## Goal of the exercise
Gather all lines containing the string "triente" and copy them out.

-- start of The records --

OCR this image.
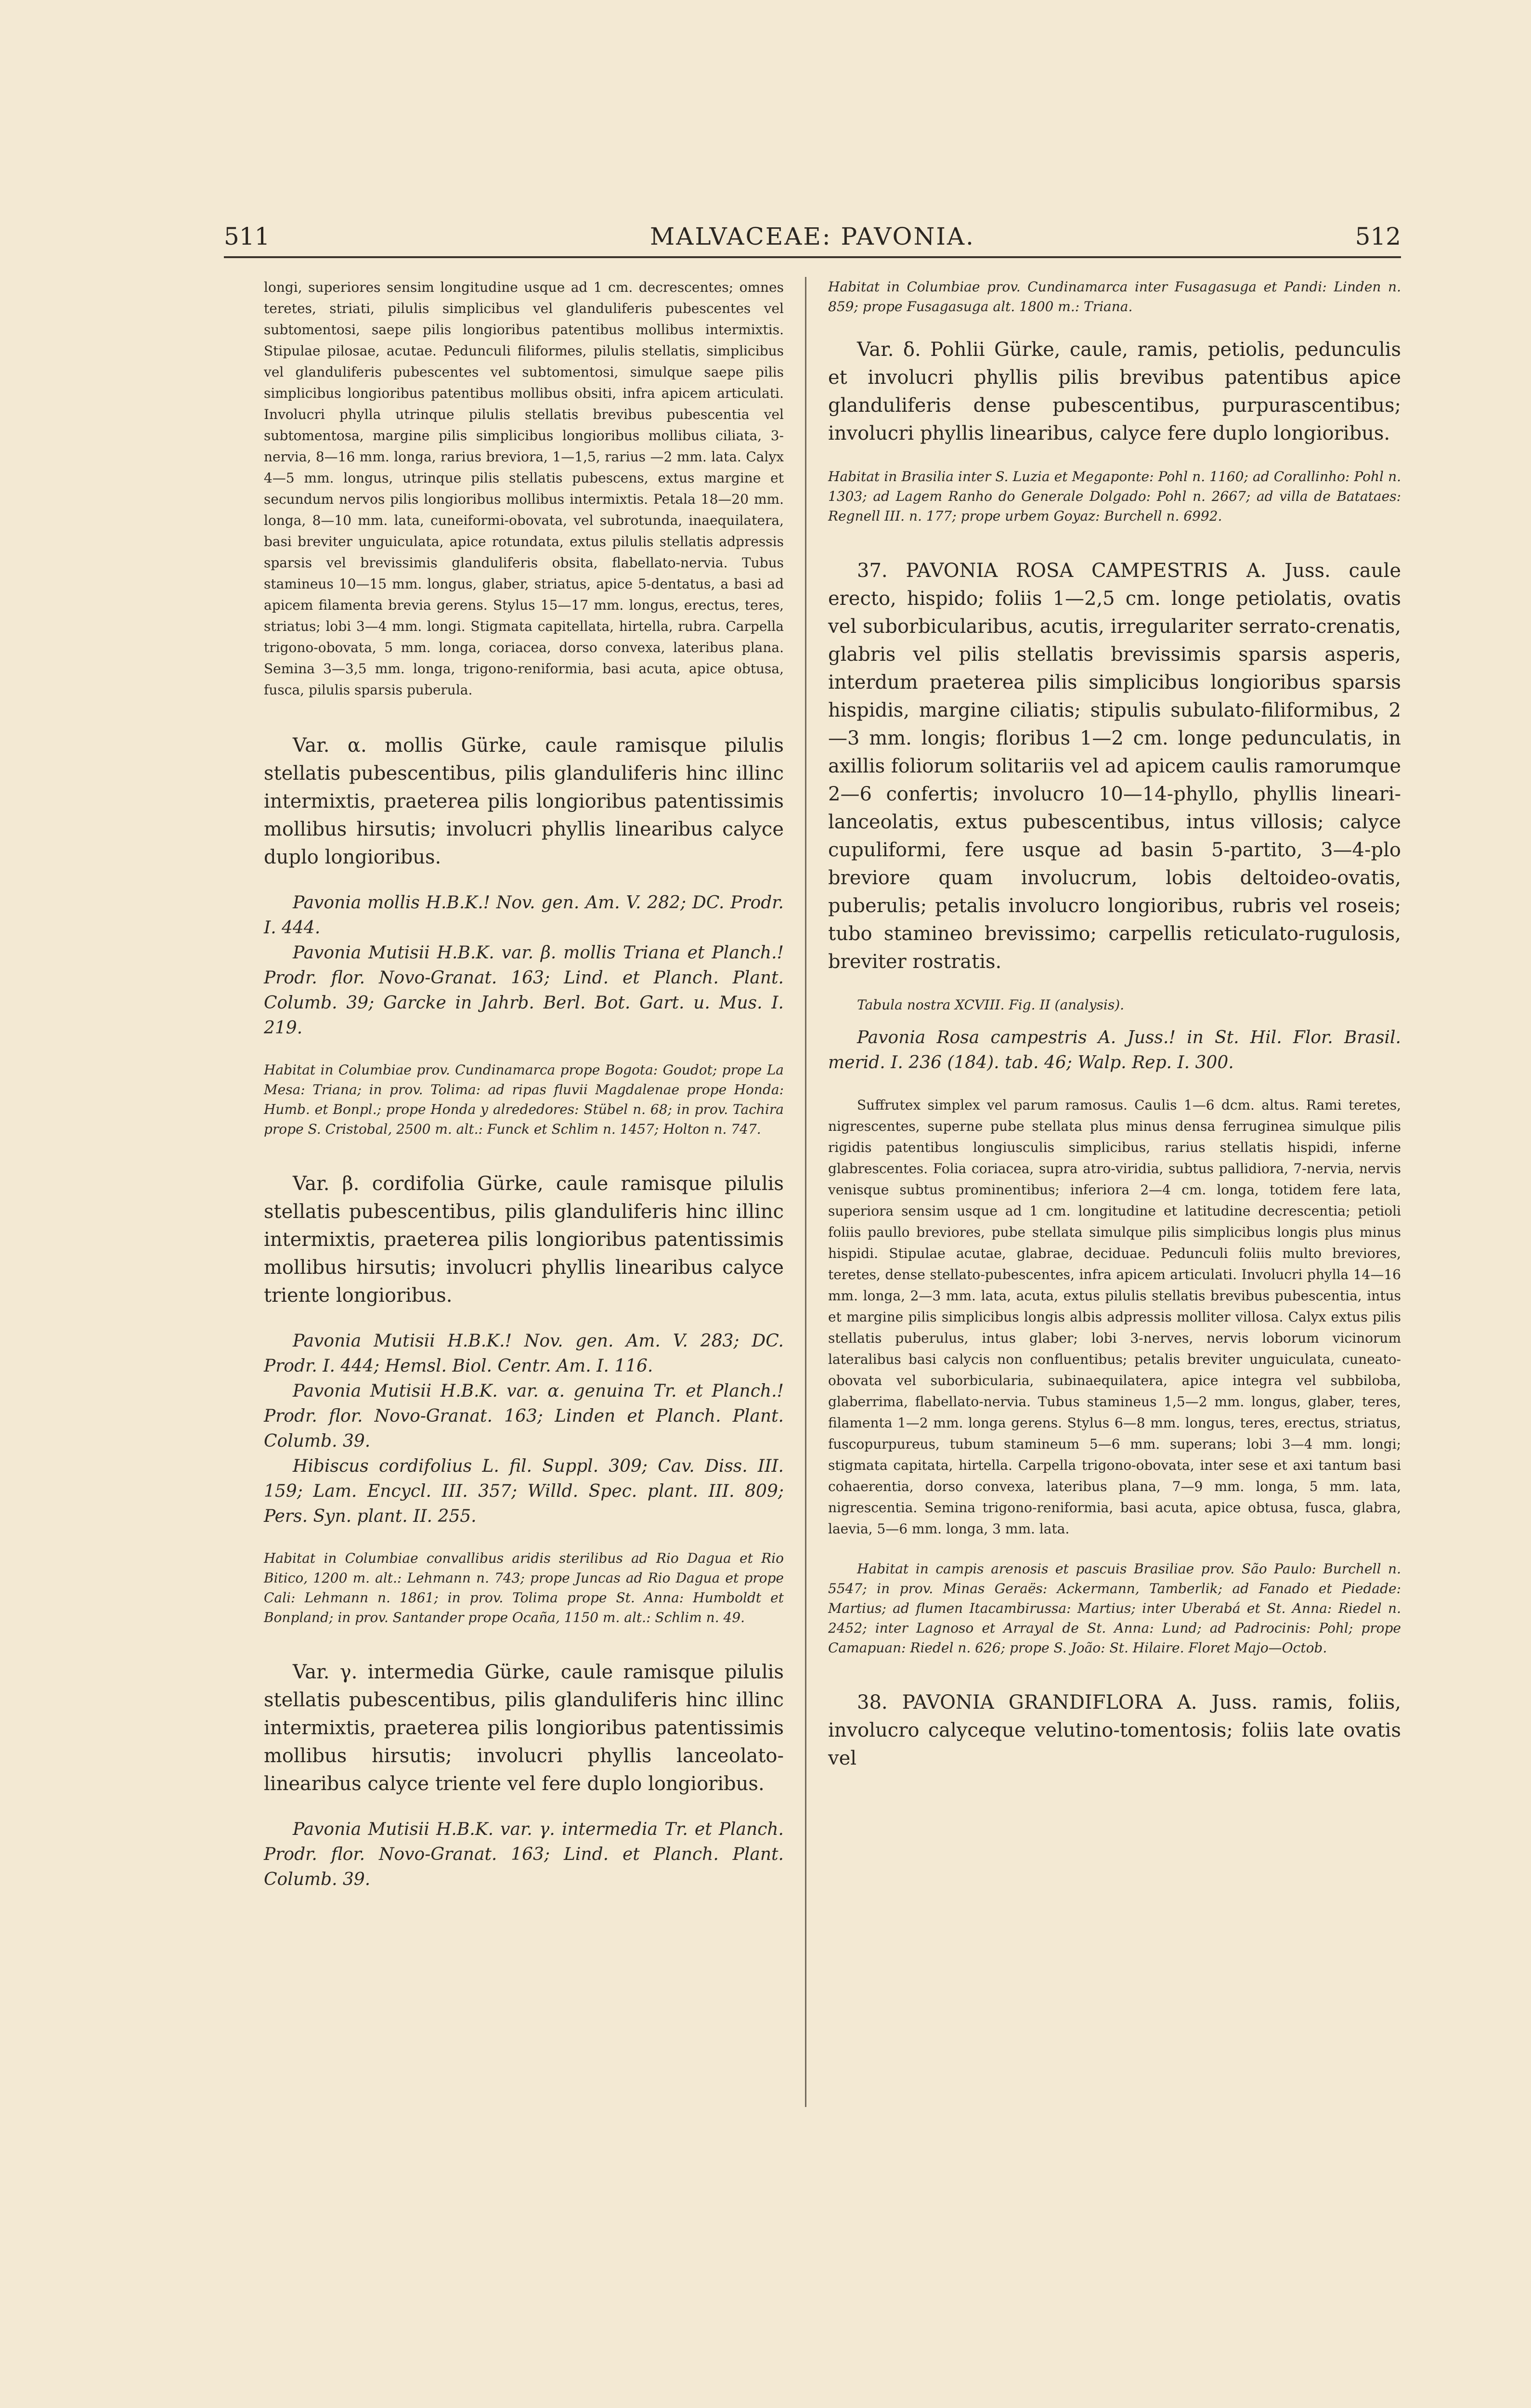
511	MALVACEAE: PAVONIA.	512

longi, superiores sensim longitudine usque ad 1 cm. decrescentes; omnes teretes, striati, pilulis simplicibus vel glanduliferis pubescentes vel subtomentosi, saepe pilis longioribus patentibus mollibus intermixtis. Stipulae pilosae, acutae. Pedunculi filiformes, pilulis stellatis, simplicibus vel glanduliferis pubescentes vel subtomentosi, simulque saepe pilis simplicibus longioribus patentibus mollibus obsiti, infra apicem articulati. Involucri phylla utrinque pilulis stellatis brevibus pubescentia vel subtomentosa, margine pilis simplicibus longioribus mollibus ciliata, 3-nervia, 8—16 mm. longa, rarius breviora, 1—1,5, rarius —2 mm. lata. Calyx 4—5 mm. longus, utrinque pilis stellatis pubescens, extus margine et secundum nervos pilis longioribus mollibus intermixtis. Petala 18—20 mm. longa, 8—10 mm. lata, cuneiformi-obovata, vel subrotunda, inaequilatera, basi breviter unguiculata, apice rotundata, extus pilulis stellatis adpressis sparsis vel brevissimis glanduliferis obsita, flabellato-nervia. Tubus stamineus 10—15 mm. longus, glaber, striatus, apice 5-dentatus, a basi ad apicem filamenta brevia gerens. Stylus 15—17 mm. longus, erectus, teres, striatus; lobi 3—4 mm. longi. Stigmata capitellata, hirtella, rubra. Carpella trigono-obovata, 5 mm. longa, coriacea, dorso convexa, lateribus plana. Semina 3—3,5 mm. longa, trigono-reniformia, basi acuta, apice obtusa, fusca, pilulis sparsis puberula.

Var. α. mollis Gürke, caule ramisque pilulis stellatis pubescentibus, pilis glanduliferis hinc illinc intermixtis, praeterea pilis longioribus patentissimis mollibus hirsutis; involucri phyllis linearibus calyce duplo longioribus.

Pavonia mollis H.B.K.! Nov. gen. Am. V. 282; DC. Prodr. I. 444.

Pavonia Mutisii H.B.K. var. β. mollis Triana et Planch.! Prodr. flor. Novo-Granat. 163; Lind. et Planch. Plant. Columb. 39; Garcke in Jahrb. Berl. Bot. Gart. u. Mus. I. 219.

Habitat in Columbiae prov. Cundinamarca prope Bogota: Goudot; prope La Mesa: Triana; in prov. Tolima: ad ripas fluvii Magdalenae prope Honda: Humb. et Bonpl.; prope Honda y alrededores: Stübel n. 68; in prov. Tachira prope S. Cristobal, 2500 m. alt.: Funck et Schlim n. 1457; Holton n. 747.

Var. β. cordifolia Gürke, caule ramisque pilulis stellatis pubescentibus, pilis glanduliferis hinc illinc intermixtis, praeterea pilis longioribus patentissimis mollibus hirsutis; involucri phyllis linearibus calyce triente longioribus.

Pavonia Mutisii H.B.K.! Nov. gen. Am. V. 283; DC. Prodr. I. 444; Hemsl. Biol. Centr. Am. I. 116.

Pavonia Mutisii H.B.K. var. α. genuina Tr. et Planch.! Prodr. flor. Novo-Granat. 163; Linden et Planch. Plant. Columb. 39.

Hibiscus cordifolius L. fil. Suppl. 309; Cav. Diss. III. 159; Lam. Encycl. III. 357; Willd. Spec. plant. III. 809; Pers. Syn. plant. II. 255.

Habitat in Columbiae convallibus aridis sterilibus ad Rio Dagua et Rio Bitico, 1200 m. alt.: Lehmann n. 743; prope Juncas ad Rio Dagua et prope Cali: Lehmann n. 1861; in prov. Tolima prope St. Anna: Humboldt et Bonpland; in prov. Santander prope Ocaña, 1150 m. alt.: Schlim n. 49.

Var. γ. intermedia Gürke, caule ramisque pilulis stellatis pubescentibus, pilis glanduliferis hinc illinc intermixtis, praeterea pilis longioribus patentissimis mollibus hirsutis; involucri phyllis lanceolato-linearibus calyce triente vel fere duplo longioribus.

Pavonia Mutisii H.B.K. var. γ. intermedia Tr. et Planch. Prodr. flor. Novo-Granat. 163; Lind. et Planch. Plant. Columb. 39.

Habitat in Columbiae prov. Cundinamarca inter Fusagasuga et Pandi: Linden n. 859; prope Fusagasuga alt. 1800 m.: Triana.

Var. δ. Pohlii Gürke, caule, ramis, petiolis, pedunculis et involucri phyllis pilis brevibus patentibus apice glanduliferis dense pubescentibus, purpurascentibus; involucri phyllis linearibus, calyce fere duplo longioribus.

Habitat in Brasilia inter S. Luzia et Megaponte: Pohl n. 1160; ad Corallinho: Pohl n. 1303; ad Lagem Ranho do Generale Dolgado: Pohl n. 2667; ad villa de Batataes: Regnell III. n. 177; prope urbem Goyaz: Burchell n. 6992.

37. PAVONIA ROSA CAMPESTRIS A. Juss. caule erecto, hispido; foliis 1—2,5 cm. longe petiolatis, ovatis vel suborbicularibus, acutis, irregulariter serrato-crenatis, glabris vel pilis stellatis brevissimis sparsis asperis, interdum praeterea pilis simplicibus longioribus sparsis hispidis, margine ciliatis; stipulis subulato-filiformibus, 2—3 mm. longis; floribus 1—2 cm. longe pedunculatis, in axillis foliorum solitariis vel ad apicem caulis ramorumque 2—6 confertis; involucro 10—14-phyllo, phyllis lineari-lanceolatis, extus pubescentibus, intus villosis; calyce cupuliformi, fere usque ad basin 5-partito, 3—4-plo breviore quam involucrum, lobis deltoideo-ovatis, puberulis; petalis involucro longioribus, rubris vel roseis; tubo stamineo brevissimo; carpellis reticulato-rugulosis, breviter rostratis.

Tabula nostra XCVIII. Fig. II (analysis).

Pavonia Rosa campestris A. Juss.! in St. Hil. Flor. Brasil. merid. I. 236 (184). tab. 46; Walp. Rep. I. 300.

Suffrutex simplex vel parum ramosus. Caulis 1—6 dcm. altus. Rami teretes, nigrescentes, superne pube stellata plus minus densa ferruginea simulque pilis rigidis patentibus longiusculis simplicibus, rarius stellatis hispidi, inferne glabrescentes. Folia coriacea, supra atro-viridia, subtus pallidiora, 7-nervia, nervis venisque subtus prominentibus; inferiora 2—4 cm. longa, totidem fere lata, superiora sensim usque ad 1 cm. longitudine et latitudine decrescentia; petioli foliis paullo breviores, pube stellata simulque pilis simplicibus longis plus minus hispidi. Stipulae acutae, glabrae, deciduae. Pedunculi foliis multo breviores, teretes, dense stellato-pubescentes, infra apicem articulati. Involucri phylla 14—16 mm. longa, 2—3 mm. lata, acuta, extus pilulis stellatis brevibus pubescentia, intus et margine pilis simplicibus longis albis adpressis molliter villosa. Calyx extus pilis stellatis puberulus, intus glaber; lobi 3-nerves, nervis loborum vicinorum lateralibus basi calycis non confluentibus; petalis breviter unguiculata, cuneato-obovata vel suborbicularia, subinaequilatera, apice integra vel subbiloba, glaberrima, flabellato-nervia. Tubus stamineus 1,5—2 mm. longus, glaber, teres, filamenta 1—2 mm. longa gerens. Stylus 6—8 mm. longus, teres, erectus, striatus, fuscopurpureus, tubum stamineum 5—6 mm. superans; lobi 3—4 mm. longi; stigmata capitata, hirtella. Carpella trigono-obovata, inter sese et axi tantum basi cohaerentia, dorso convexa, lateribus plana, 7—9 mm. longa, 5 mm. lata, nigrescentia. Semina trigono-reniformia, basi acuta, apice obtusa, fusca, glabra, laevia, 5—6 mm. longa, 3 mm. lata.

Habitat in campis arenosis et pascuis Brasiliae prov. São Paulo: Burchell n. 5547; in prov. Minas Geraës: Ackermann, Tamberlik; ad Fanado et Piedade: Martius; ad flumen Itacambirussa: Martius; inter Uberabá et St. Anna: Riedel n. 2452; inter Lagnoso et Arrayal de St. Anna: Lund; ad Padrocinis: Pohl; prope Camapuan: Riedel n. 626; prope S. João: St. Hilaire. Floret Majo—Octob.

38. PAVONIA GRANDIFLORA A. Juss. ramis, foliis, involucro calyceque velutino-tomentosis; foliis late ovatis vel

-- end of The records --

## Answer to this exercise
Var. β. cordifolia Gürke, caule ramisque pilulis stellatis pubescentibus, pilis glanduliferis hinc illinc intermixtis, praeterea pilis longioribus patentissimis mollibus hirsutis; involucri phyllis linearibus calyce triente longioribus.
Var. γ. intermedia Gürke, caule ramisque pilulis stellatis pubescentibus, pilis glanduliferis hinc illinc intermixtis, praeterea pilis longioribus patentissimis mollibus hirsutis; involucri phyllis lanceolato-linearibus calyce triente vel fere duplo longioribus.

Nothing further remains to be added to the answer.